**Problem to solve:** Below are some records: retype them all exactly, but not the pictures.
─── Supplied records
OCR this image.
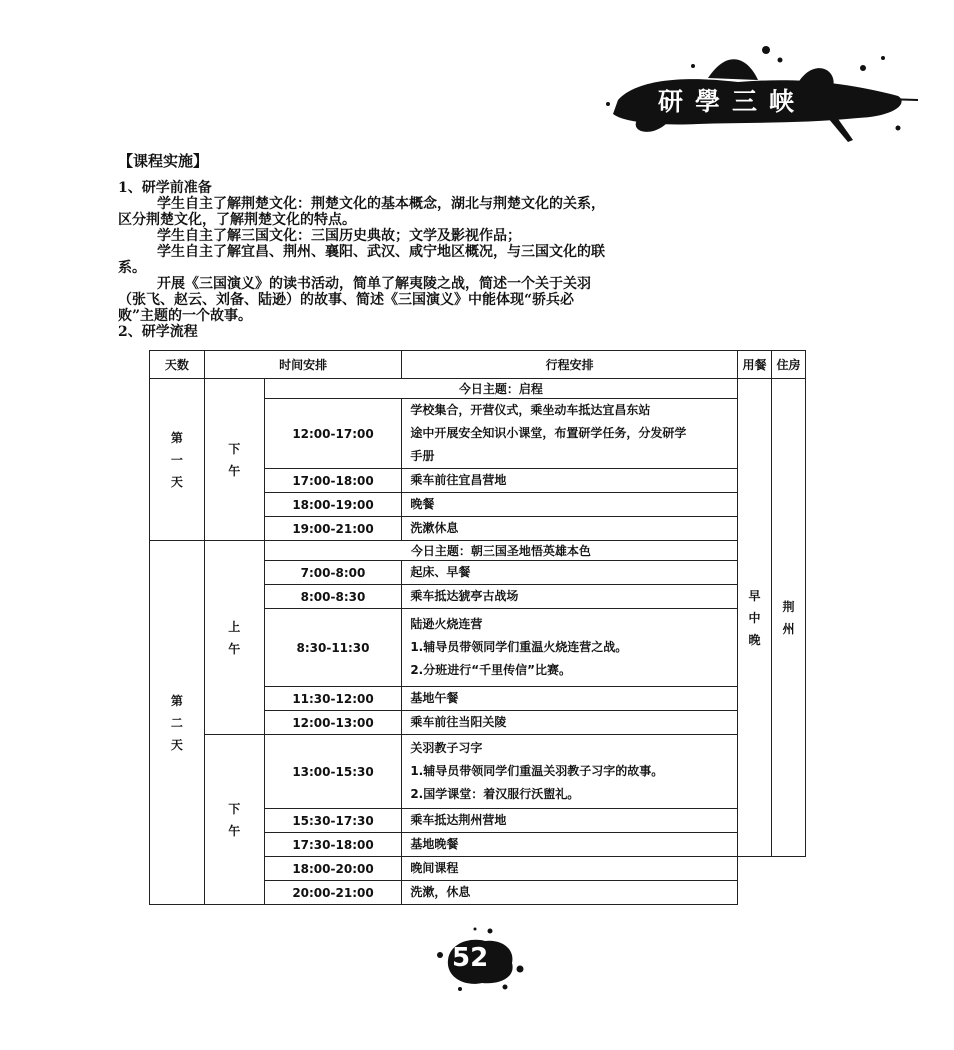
研學三峡
【课程实施】
1、研学前准备
学生自主了解荆楚文化：荆楚文化的基本概念，湖北与荆楚文化的关系，
区分荆楚文化，了解荆楚文化的特点。
学生自主了解三国文化：三国历史典故；文学及影视作品；
学生自主了解宜昌、荆州、襄阳、武汉、咸宁地区概况，与三国文化的联
系。
开展《三国演义》的读书活动，简单了解夷陵之战，简述一个关于关羽
（张飞、赵云、刘备、陆逊）的故事、简述《三国演义》中能体现“骄兵必
败”主题的一个故事。
2、研学流程
天数	时间安排		行程安排	用餐	住房

第一天	下午	今日主题：启程		早中晚	荆州

		12:00-17:00	学校集合，开营仪式，乘坐动车抵达宜昌东站		

			途中开展安全知识小课堂，布置研学任务，分发研学
手册		

		17:00-18:00	乘车前往宜昌营地		
		18:00-19:00	晚餐		
		19:00-21:00	洗漱休息		

第二天	上午	今日主题：朝三国圣地悟英雄本色			
		7:00-8:00	起床、早餐		
		8:00-8:30	乘车抵达猇亭古战场		
		8:30-11:30	陆逊火烧连营
1.辅导员带领同学们重温火烧连营之战。
2.分班进行“千里传信”比赛。		

		11:30-12:00	基地午餐		
		12:00-13:00	乘车前往当阳关陵		

	下午	13:00-15:30	关羽教子习字
1.辅导员带领同学们重温关羽教子习字的故事。
2.国学课堂：着汉服行沃盥礼。		

		15:30-17:30	乘车抵达荆州营地		
		17:30-18:00	基地晚餐		
		18:00-20:00	晚间课程		
		20:00-21:00	洗漱，休息		
52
──────
**Answer to the exercise:**
OCR this image.
研學三峡
【课程实施】
1、研学前准备
学生自主了解荆楚文化：荆楚文化的基本概念，湖北与荆楚文化的关系，
区分荆楚文化，了解荆楚文化的特点。
学生自主了解三国文化：三国历史典故；文学及影视作品；
学生自主了解宜昌、荆州、襄阳、武汉、咸宁地区概况，与三国文化的联
系。
开展《三国演义》的读书活动，简单了解夷陵之战，简述一个关于关羽
（张飞、赵云、刘备、陆逊）的故事、简述《三国演义》中能体现“骄兵必
败”主题的一个故事。
2、研学流程
天数	时间安排		行程安排	用餐	住房

第一天	下午	今日主题：启程		早中晚	荆州

		12:00-17:00	学校集合，开营仪式，乘坐动车抵达宜昌东站		

			途中开展安全知识小课堂，布置研学任务，分发研学
手册		

		17:00-18:00	乘车前往宜昌营地		
		18:00-19:00	晚餐		
		19:00-21:00	洗漱休息		

第二天	上午	今日主题：朝三国圣地悟英雄本色			
		7:00-8:00	起床、早餐		
		8:00-8:30	乘车抵达猇亭古战场		
		8:30-11:30	陆逊火烧连营
1.辅导员带领同学们重温火烧连营之战。
2.分班进行“千里传信”比赛。		

		11:30-12:00	基地午餐		
		12:00-13:00	乘车前往当阳关陵		

	下午	13:00-15:30	关羽教子习字
1.辅导员带领同学们重温关羽教子习字的故事。
2.国学课堂：着汉服行沃盥礼。		

		15:30-17:30	乘车抵达荆州营地		
		17:30-18:00	基地晚餐		
		18:00-20:00	晚间课程		
		20:00-21:00	洗漱，休息		
52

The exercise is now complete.